▶ **Exercise prompt**: Write out every entry exactly as it appears.

▶ **Dataset extract**:

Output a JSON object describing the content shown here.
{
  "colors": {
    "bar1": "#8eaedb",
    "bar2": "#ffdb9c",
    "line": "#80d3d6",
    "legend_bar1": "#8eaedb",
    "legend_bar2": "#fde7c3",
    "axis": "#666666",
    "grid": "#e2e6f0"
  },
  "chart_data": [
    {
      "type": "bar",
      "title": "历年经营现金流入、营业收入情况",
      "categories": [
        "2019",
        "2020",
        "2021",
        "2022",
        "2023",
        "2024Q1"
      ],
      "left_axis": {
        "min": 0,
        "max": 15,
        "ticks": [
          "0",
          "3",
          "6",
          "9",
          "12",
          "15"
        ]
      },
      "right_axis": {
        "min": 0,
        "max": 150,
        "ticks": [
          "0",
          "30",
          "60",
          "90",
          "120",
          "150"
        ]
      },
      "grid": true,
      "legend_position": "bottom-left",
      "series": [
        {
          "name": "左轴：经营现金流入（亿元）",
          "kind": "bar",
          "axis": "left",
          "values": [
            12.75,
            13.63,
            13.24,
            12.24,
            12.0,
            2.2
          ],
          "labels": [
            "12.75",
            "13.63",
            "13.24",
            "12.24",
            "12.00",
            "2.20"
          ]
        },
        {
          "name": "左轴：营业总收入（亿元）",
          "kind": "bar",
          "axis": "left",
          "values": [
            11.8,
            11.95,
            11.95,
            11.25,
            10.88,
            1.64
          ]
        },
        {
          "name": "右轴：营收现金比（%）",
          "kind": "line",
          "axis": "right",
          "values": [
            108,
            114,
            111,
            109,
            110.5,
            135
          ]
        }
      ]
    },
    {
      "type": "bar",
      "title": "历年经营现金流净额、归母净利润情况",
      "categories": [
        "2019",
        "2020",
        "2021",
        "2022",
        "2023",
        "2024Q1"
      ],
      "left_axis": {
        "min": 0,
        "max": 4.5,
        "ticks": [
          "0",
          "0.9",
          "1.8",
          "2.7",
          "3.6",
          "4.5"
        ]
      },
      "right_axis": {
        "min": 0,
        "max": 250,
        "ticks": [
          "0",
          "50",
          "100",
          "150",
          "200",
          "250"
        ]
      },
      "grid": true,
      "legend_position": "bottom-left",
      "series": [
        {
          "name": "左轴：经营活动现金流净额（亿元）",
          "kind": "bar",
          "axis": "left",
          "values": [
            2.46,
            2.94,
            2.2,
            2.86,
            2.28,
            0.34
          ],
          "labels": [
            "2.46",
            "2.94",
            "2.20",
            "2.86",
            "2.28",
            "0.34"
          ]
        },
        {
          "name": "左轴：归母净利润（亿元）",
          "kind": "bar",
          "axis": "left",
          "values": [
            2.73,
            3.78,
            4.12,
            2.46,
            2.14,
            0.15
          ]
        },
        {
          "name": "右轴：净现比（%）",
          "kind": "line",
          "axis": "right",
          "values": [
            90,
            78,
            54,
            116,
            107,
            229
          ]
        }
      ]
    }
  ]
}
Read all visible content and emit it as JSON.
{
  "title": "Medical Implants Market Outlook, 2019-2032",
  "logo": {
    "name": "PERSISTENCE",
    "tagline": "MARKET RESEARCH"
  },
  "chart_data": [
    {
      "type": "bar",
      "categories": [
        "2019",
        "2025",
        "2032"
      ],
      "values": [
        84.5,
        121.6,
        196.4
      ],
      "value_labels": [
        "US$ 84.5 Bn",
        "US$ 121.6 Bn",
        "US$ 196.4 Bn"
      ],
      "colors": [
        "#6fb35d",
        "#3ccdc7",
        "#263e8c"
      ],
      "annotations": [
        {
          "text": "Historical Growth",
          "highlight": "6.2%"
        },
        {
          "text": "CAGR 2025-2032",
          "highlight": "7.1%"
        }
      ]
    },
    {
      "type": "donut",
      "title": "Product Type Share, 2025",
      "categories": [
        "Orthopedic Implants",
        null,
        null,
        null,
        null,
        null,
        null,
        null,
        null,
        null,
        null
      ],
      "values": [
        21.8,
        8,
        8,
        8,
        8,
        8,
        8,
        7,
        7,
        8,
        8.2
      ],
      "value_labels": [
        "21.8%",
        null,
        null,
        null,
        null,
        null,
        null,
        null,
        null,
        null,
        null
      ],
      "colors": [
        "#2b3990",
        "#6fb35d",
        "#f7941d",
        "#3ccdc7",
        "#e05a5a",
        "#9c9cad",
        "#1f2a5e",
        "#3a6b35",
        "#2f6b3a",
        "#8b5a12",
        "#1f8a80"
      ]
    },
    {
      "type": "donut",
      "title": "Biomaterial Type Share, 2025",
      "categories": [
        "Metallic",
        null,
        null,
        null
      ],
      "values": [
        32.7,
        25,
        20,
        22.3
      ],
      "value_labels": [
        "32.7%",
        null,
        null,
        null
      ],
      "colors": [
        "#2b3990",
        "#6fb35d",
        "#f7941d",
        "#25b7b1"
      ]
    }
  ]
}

▶ **Answer for this exercise**:
Output a JSON object describing the content shown here.
{
  "colors": {
    "bar1": "#8eaedb",
    "bar2": "#ffdb9c",
    "line": "#80d3d6",
    "legend_bar1": "#8eaedb",
    "legend_bar2": "#fde7c3",
    "axis": "#666666",
    "grid": "#e2e6f0"
  },
  "chart_data": [
    {
      "type": "bar",
      "title": "历年经营现金流入、营业收入情况",
      "categories": [
        "2019",
        "2020",
        "2021",
        "2022",
        "2023",
        "2024Q1"
      ],
      "left_axis": {
        "min": 0,
        "max": 15,
        "ticks": [
          "0",
          "3",
          "6",
          "9",
          "12",
          "15"
        ]
      },
      "right_axis": {
        "min": 0,
        "max": 150,
        "ticks": [
          "0",
          "30",
          "60",
          "90",
          "120",
          "150"
        ]
      },
      "grid": true,
      "legend_position": "bottom-left",
      "series": [
        {
          "name": "左轴：经营现金流入（亿元）",
          "kind": "bar",
          "axis": "left",
          "values": [
            12.75,
            13.63,
            13.24,
            12.24,
            12.0,
            2.2
          ],
          "labels": [
            "12.75",
            "13.63",
            "13.24",
            "12.24",
            "12.00",
            "2.20"
          ]
        },
        {
          "name": "左轴：营业总收入（亿元）",
          "kind": "bar",
          "axis": "left",
          "values": [
            11.8,
            11.95,
            11.95,
            11.25,
            10.88,
            1.64
          ]
        },
        {
          "name": "右轴：营收现金比（%）",
          "kind": "line",
          "axis": "right",
          "values": [
            108,
            114,
            111,
            109,
            110.5,
            135
          ]
        }
      ]
    },
    {
      "type": "bar",
      "title": "历年经营现金流净额、归母净利润情况",
      "categories": [
        "2019",
        "2020",
        "2021",
        "2022",
        "2023",
        "2024Q1"
      ],
      "left_axis": {
        "min": 0,
        "max": 4.5,
        "ticks": [
          "0",
          "0.9",
          "1.8",
          "2.7",
          "3.6",
          "4.5"
        ]
      },
      "right_axis": {
        "min": 0,
        "max": 250,
        "ticks": [
          "0",
          "50",
          "100",
          "150",
          "200",
          "250"
        ]
      },
      "grid": true,
      "legend_position": "bottom-left",
      "series": [
        {
          "name": "左轴：经营活动现金流净额（亿元）",
          "kind": "bar",
          "axis": "left",
          "values": [
            2.46,
            2.94,
            2.2,
            2.86,
            2.28,
            0.34
          ],
          "labels": [
            "2.46",
            "2.94",
            "2.20",
            "2.86",
            "2.28",
            "0.34"
          ]
        },
        {
          "name": "左轴：归母净利润（亿元）",
          "kind": "bar",
          "axis": "left",
          "values": [
            2.73,
            3.78,
            4.12,
            2.46,
            2.14,
            0.15
          ]
        },
        {
          "name": "右轴：净现比（%）",
          "kind": "line",
          "axis": "right",
          "values": [
            90,
            78,
            54,
            116,
            107,
            229
          ]
        }
      ]
    }
  ]
}
Read all visible content and emit it as JSON.
{
  "title": "Medical Implants Market Outlook, 2019-2032",
  "logo": {
    "name": "PERSISTENCE",
    "tagline": "MARKET RESEARCH"
  },
  "chart_data": [
    {
      "type": "bar",
      "categories": [
        "2019",
        "2025",
        "2032"
      ],
      "values": [
        84.5,
        121.6,
        196.4
      ],
      "value_labels": [
        "US$ 84.5 Bn",
        "US$ 121.6 Bn",
        "US$ 196.4 Bn"
      ],
      "colors": [
        "#6fb35d",
        "#3ccdc7",
        "#263e8c"
      ],
      "annotations": [
        {
          "text": "Historical Growth",
          "highlight": "6.2%"
        },
        {
          "text": "CAGR 2025-2032",
          "highlight": "7.1%"
        }
      ]
    },
    {
      "type": "donut",
      "title": "Product Type Share, 2025",
      "categories": [
        "Orthopedic Implants",
        null,
        null,
        null,
        null,
        null,
        null,
        null,
        null,
        null,
        null
      ],
      "values": [
        21.8,
        8,
        8,
        8,
        8,
        8,
        8,
        7,
        7,
        8,
        8.2
      ],
      "value_labels": [
        "21.8%",
        null,
        null,
        null,
        null,
        null,
        null,
        null,
        null,
        null,
        null
      ],
      "colors": [
        "#2b3990",
        "#6fb35d",
        "#f7941d",
        "#3ccdc7",
        "#e05a5a",
        "#9c9cad",
        "#1f2a5e",
        "#3a6b35",
        "#2f6b3a",
        "#8b5a12",
        "#1f8a80"
      ]
    },
    {
      "type": "donut",
      "title": "Biomaterial Type Share, 2025",
      "categories": [
        "Metallic",
        null,
        null,
        null
      ],
      "values": [
        32.7,
        25,
        20,
        22.3
      ],
      "value_labels": [
        "32.7%",
        null,
        null,
        null
      ],
      "colors": [
        "#2b3990",
        "#6fb35d",
        "#f7941d",
        "#25b7b1"
      ]
    }
  ]
}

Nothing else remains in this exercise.